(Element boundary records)
+ + +
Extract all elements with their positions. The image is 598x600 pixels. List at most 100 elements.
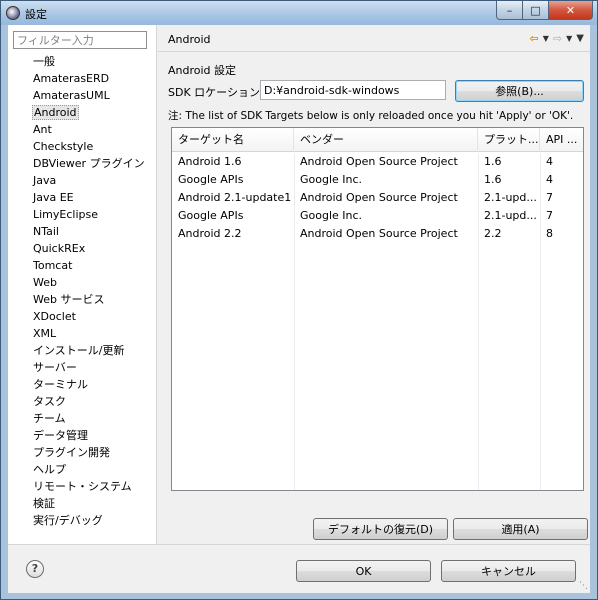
tree-item[interactable]: チーム xyxy=(32,410,146,427)
table-cell: Android 2.1-update1 xyxy=(178,191,292,204)
browse-button[interactable]: 参照(B)... xyxy=(455,80,584,102)
tree-item[interactable]: NTail xyxy=(32,223,146,240)
column-header[interactable]: ターゲット名 xyxy=(172,128,294,152)
title-bar[interactable]: 設定 – □ ✕ xyxy=(1,1,597,25)
tree-item[interactable]: タスク xyxy=(32,393,146,410)
tree-item-label: NTail xyxy=(33,225,59,238)
table-cell: Google Inc. xyxy=(300,173,363,186)
tree-item[interactable]: Web xyxy=(32,274,146,291)
table-row[interactable]: Android 1.6 Android Open Source Project 1.… xyxy=(172,153,583,171)
sdk-targets-table[interactable]: ターゲット名 ベンダー プラット... API ... Android 1.6 Andr… xyxy=(171,127,584,491)
table-row[interactable]: Android 2.2 Android Open Source Project 2.… xyxy=(172,225,583,243)
tree-item-label: 実行/デバッグ xyxy=(33,514,103,527)
tree-item-label: サーバー xyxy=(33,361,77,374)
tree-item[interactable]: Ant xyxy=(32,121,146,138)
table-cell: 2.1-upd... xyxy=(484,191,537,204)
preference-tree-pane: 一般 AmaterasERD AmaterasUML Android Ant Checks… xyxy=(8,25,157,544)
forward-dropdown-icon[interactable]: ▼ xyxy=(566,34,572,43)
tree-item-label: プラグイン開発 xyxy=(33,446,110,459)
tree-item-label: Tomcat xyxy=(33,259,73,272)
filter-input[interactable] xyxy=(13,31,147,49)
view-menu-icon[interactable]: ▼ xyxy=(576,33,584,44)
table-cell: Android Open Source Project xyxy=(300,155,458,168)
sdk-note: 注: The list of SDK Targets below is only… xyxy=(168,110,574,122)
table-cell: 2.1-upd... xyxy=(484,209,537,222)
eclipse-app-icon xyxy=(6,6,20,20)
tree-item-label: Android xyxy=(32,105,79,120)
tree-item-label: データ管理 xyxy=(33,429,88,442)
tree-item[interactable]: Java EE xyxy=(32,189,146,206)
close-icon: ✕ xyxy=(565,3,576,17)
tree-item[interactable]: 実行/デバッグ xyxy=(32,512,146,529)
table-cell: 4 xyxy=(546,155,553,168)
help-icon[interactable]: ? xyxy=(26,560,44,578)
tree-item-label: Checkstyle xyxy=(33,140,94,153)
tree-item[interactable]: ヘルプ xyxy=(32,461,146,478)
minimize-icon: – xyxy=(506,3,513,17)
tree-item[interactable]: ターミナル xyxy=(32,376,146,393)
table-cell: Android Open Source Project xyxy=(300,191,458,204)
maximize-button[interactable]: □ xyxy=(523,1,549,20)
table-cell: Android 2.2 xyxy=(178,227,242,240)
tree-item-label: 検証 xyxy=(33,497,55,510)
dialog-client-area: 一般 AmaterasERD AmaterasUML Android Ant Checks… xyxy=(8,25,590,593)
tree-item-label: LimyEclipse xyxy=(33,208,99,221)
forward-arrow-icon[interactable]: ⇨ xyxy=(553,32,562,45)
window-controls: – □ ✕ xyxy=(496,1,593,20)
tree-item[interactable]: Java xyxy=(32,172,146,189)
tree-item[interactable]: 検証 xyxy=(32,495,146,512)
table-cell: 4 xyxy=(546,173,553,186)
tree-item[interactable]: Checkstyle xyxy=(32,138,146,155)
table-row[interactable]: Google APIs Google Inc. 2.1-upd... 7 xyxy=(172,207,583,225)
ok-button[interactable]: OK xyxy=(296,560,431,582)
tree-item[interactable]: QuickREx xyxy=(32,240,146,257)
table-header: ターゲット名 ベンダー プラット... API ... xyxy=(172,128,583,152)
tree-item[interactable]: XDoclet xyxy=(32,308,146,325)
table-row[interactable]: Android 2.1-update1 Android Open Source P… xyxy=(172,189,583,207)
tree-item-label: リモート・システム xyxy=(33,480,132,493)
tree-item[interactable]: 一般 xyxy=(32,53,146,70)
back-dropdown-icon[interactable]: ▼ xyxy=(543,34,549,43)
button-bar-separator xyxy=(8,544,590,545)
tree-item[interactable]: インストール/更新 xyxy=(32,342,146,359)
page-title: Android xyxy=(168,33,211,46)
back-arrow-icon[interactable]: ⇦ xyxy=(530,32,539,45)
tree-item-label: インストール/更新 xyxy=(33,344,125,357)
restore-defaults-button[interactable]: デフォルトの復元(D) xyxy=(313,518,448,540)
sdk-location-label: SDK ロケーション: xyxy=(168,86,264,99)
tree-item[interactable]: Android xyxy=(32,104,146,121)
tree-item-label: DBViewer プラグイン xyxy=(33,157,145,170)
section-title: Android 設定 xyxy=(168,64,237,77)
resize-grip-icon[interactable]: ⋱ xyxy=(579,581,588,591)
tree-item[interactable]: Web サービス xyxy=(32,291,146,308)
tree-item[interactable]: AmaterasERD xyxy=(32,70,146,87)
table-cell: Google Inc. xyxy=(300,209,363,222)
tree-item[interactable]: リモート・システム xyxy=(32,478,146,495)
column-header[interactable]: ベンダー xyxy=(294,128,478,152)
sdk-location-field[interactable] xyxy=(260,80,446,100)
minimize-button[interactable]: – xyxy=(496,1,523,20)
apply-button[interactable]: 適用(A) xyxy=(453,518,588,540)
maximize-icon: □ xyxy=(530,3,541,17)
tree-item-label: Web サービス xyxy=(33,293,105,306)
tree-item[interactable]: AmaterasUML xyxy=(32,87,146,104)
column-header[interactable]: API ... xyxy=(540,128,583,152)
tree-item[interactable]: サーバー xyxy=(32,359,146,376)
tree-item[interactable]: DBViewer プラグイン xyxy=(32,155,146,172)
table-row[interactable]: Google APIs Google Inc. 1.6 4 xyxy=(172,171,583,189)
cancel-button[interactable]: キャンセル xyxy=(441,560,576,582)
tree-item-label: ヘルプ xyxy=(33,463,66,476)
tree-item[interactable]: データ管理 xyxy=(32,427,146,444)
tree-item-label: Ant xyxy=(33,123,52,136)
tree-item-label: AmaterasUML xyxy=(33,89,110,102)
tree-item[interactable]: プラグイン開発 xyxy=(32,444,146,461)
page-header: Android ⇦ ▼ ⇨ ▼ ▼ xyxy=(158,25,590,52)
column-header[interactable]: プラット... xyxy=(478,128,540,152)
close-button[interactable]: ✕ xyxy=(549,1,593,20)
table-cell: Android 1.6 xyxy=(178,155,242,168)
tree-item[interactable]: LimyEclipse xyxy=(32,206,146,223)
tree-item[interactable]: Tomcat xyxy=(32,257,146,274)
table-cell: 8 xyxy=(546,227,553,240)
tree-item[interactable]: XML xyxy=(32,325,146,342)
tree-item-label: ターミナル xyxy=(33,378,88,391)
+ + +
• _What to work on_: Please repeat all the records above word for word, leaving out the pictures.

• _Response to this exercise_:
Extract all elements with their positions. The image is 598x600 pixels. List at most 100 elements.
tree-item[interactable]: チーム xyxy=(32,410,146,427)
table-cell: Android 2.1-update1 xyxy=(178,191,292,204)
browse-button[interactable]: 参照(B)... xyxy=(455,80,584,102)
tree-item[interactable]: NTail xyxy=(32,223,146,240)
column-header[interactable]: ターゲット名 xyxy=(172,128,294,152)
title-bar[interactable]: 設定 – □ ✕ xyxy=(1,1,597,25)
tree-item[interactable]: タスク xyxy=(32,393,146,410)
tree-item-label: NTail xyxy=(33,225,59,238)
table-cell: Google Inc. xyxy=(300,173,363,186)
tree-item[interactable]: Web xyxy=(32,274,146,291)
table-row[interactable]: Android 1.6 Android Open Source Project 1.… xyxy=(172,153,583,171)
sdk-targets-table[interactable]: ターゲット名 ベンダー プラット... API ... Android 1.6 Andr… xyxy=(171,127,584,491)
table-row[interactable]: Android 2.2 Android Open Source Project 2.… xyxy=(172,225,583,243)
tree-item-label: 実行/デバッグ xyxy=(33,514,103,527)
tree-item-label: サーバー xyxy=(33,361,77,374)
tree-item[interactable]: Ant xyxy=(32,121,146,138)
table-cell: 2.1-upd... xyxy=(484,191,537,204)
preference-tree-pane: 一般 AmaterasERD AmaterasUML Android Ant Checks… xyxy=(8,25,157,544)
forward-dropdown-icon[interactable]: ▼ xyxy=(566,34,572,43)
tree-item-label: プラグイン開発 xyxy=(33,446,110,459)
tree-item-label: Tomcat xyxy=(33,259,73,272)
filter-input[interactable] xyxy=(13,31,147,49)
view-menu-icon[interactable]: ▼ xyxy=(576,33,584,44)
table-cell: Android Open Source Project xyxy=(300,155,458,168)
sdk-note: 注: The list of SDK Targets below is only… xyxy=(168,110,574,122)
table-cell: 2.1-upd... xyxy=(484,209,537,222)
eclipse-app-icon xyxy=(6,6,20,20)
tree-item-label: Android xyxy=(32,105,79,120)
tree-item-label: データ管理 xyxy=(33,429,88,442)
tree-item[interactable]: Java EE xyxy=(32,189,146,206)
close-icon: ✕ xyxy=(565,3,576,17)
tree-item[interactable]: 実行/デバッグ xyxy=(32,512,146,529)
table-cell: 4 xyxy=(546,155,553,168)
help-icon[interactable]: ? xyxy=(26,560,44,578)
tree-item-label: Checkstyle xyxy=(33,140,94,153)
tree-item[interactable]: ヘルプ xyxy=(32,461,146,478)
minimize-icon: – xyxy=(506,3,513,17)
tree-item[interactable]: ターミナル xyxy=(32,376,146,393)
table-cell: Android Open Source Project xyxy=(300,191,458,204)
maximize-button[interactable]: □ xyxy=(523,1,549,20)
table-cell: Android 2.2 xyxy=(178,227,242,240)
tree-item-label: 検証 xyxy=(33,497,55,510)
dialog-client-area: 一般 AmaterasERD AmaterasUML Android Ant Checks… xyxy=(8,25,590,593)
tree-item-label: LimyEclipse xyxy=(33,208,99,221)
forward-arrow-icon[interactable]: ⇨ xyxy=(553,32,562,45)
window-controls: – □ ✕ xyxy=(496,1,593,20)
tree-item[interactable]: Java xyxy=(32,172,146,189)
tree-item[interactable]: 検証 xyxy=(32,495,146,512)
table-cell: 4 xyxy=(546,173,553,186)
tree-item[interactable]: Checkstyle xyxy=(32,138,146,155)
table-row[interactable]: Google APIs Google Inc. 2.1-upd... 7 xyxy=(172,207,583,225)
ok-button[interactable]: OK xyxy=(296,560,431,582)
tree-item[interactable]: QuickREx xyxy=(32,240,146,257)
table-header: ターゲット名 ベンダー プラット... API ... xyxy=(172,128,583,152)
tree-item[interactable]: XDoclet xyxy=(32,308,146,325)
table-row[interactable]: Android 2.1-update1 Android Open Source P… xyxy=(172,189,583,207)
tree-item-label: リモート・システム xyxy=(33,480,132,493)
tree-item[interactable]: 一般 xyxy=(32,53,146,70)
back-dropdown-icon[interactable]: ▼ xyxy=(543,34,549,43)
button-bar-separator xyxy=(8,544,590,545)
tree-item[interactable]: インストール/更新 xyxy=(32,342,146,359)
page-title: Android xyxy=(168,33,211,46)
back-arrow-icon[interactable]: ⇦ xyxy=(530,32,539,45)
tree-item-label: インストール/更新 xyxy=(33,344,125,357)
restore-defaults-button[interactable]: デフォルトの復元(D) xyxy=(313,518,448,540)
sdk-location-label: SDK ロケーション: xyxy=(168,86,264,99)
tree-item[interactable]: Android xyxy=(32,104,146,121)
tree-item-label: DBViewer プラグイン xyxy=(33,157,145,170)
section-title: Android 設定 xyxy=(168,64,237,77)
resize-grip-icon[interactable]: ⋱ xyxy=(579,581,588,591)
tree-item[interactable]: Web サービス xyxy=(32,291,146,308)
tree-item[interactable]: AmaterasERD xyxy=(32,70,146,87)
table-cell: Google Inc. xyxy=(300,209,363,222)
tree-item[interactable]: リモート・システム xyxy=(32,478,146,495)
column-header[interactable]: ベンダー xyxy=(294,128,478,152)
sdk-location-field[interactable] xyxy=(260,80,446,100)
minimize-button[interactable]: – xyxy=(496,1,523,20)
apply-button[interactable]: 適用(A) xyxy=(453,518,588,540)
maximize-icon: □ xyxy=(530,3,541,17)
tree-item-label: Web サービス xyxy=(33,293,105,306)
tree-item[interactable]: AmaterasUML xyxy=(32,87,146,104)
column-header[interactable]: API ... xyxy=(540,128,583,152)
tree-item[interactable]: サーバー xyxy=(32,359,146,376)
tree-item[interactable]: DBViewer プラグイン xyxy=(32,155,146,172)
table-row[interactable]: Google APIs Google Inc. 1.6 4 xyxy=(172,171,583,189)
cancel-button[interactable]: キャンセル xyxy=(441,560,576,582)
tree-item-label: ヘルプ xyxy=(33,463,66,476)
tree-item[interactable]: データ管理 xyxy=(32,427,146,444)
tree-item-label: Ant xyxy=(33,123,52,136)
tree-item-label: AmaterasUML xyxy=(33,89,110,102)
tree-item[interactable]: プラグイン開発 xyxy=(32,444,146,461)
page-header: Android ⇦ ▼ ⇨ ▼ ▼ xyxy=(158,25,590,52)
column-header[interactable]: プラット... xyxy=(478,128,540,152)
close-button[interactable]: ✕ xyxy=(549,1,593,20)
table-cell: Android 1.6 xyxy=(178,155,242,168)
tree-item[interactable]: LimyEclipse xyxy=(32,206,146,223)
tree-item[interactable]: Tomcat xyxy=(32,257,146,274)
table-cell: 8 xyxy=(546,227,553,240)
tree-item[interactable]: XML xyxy=(32,325,146,342)
tree-item-label: ターミナル xyxy=(33,378,88,391)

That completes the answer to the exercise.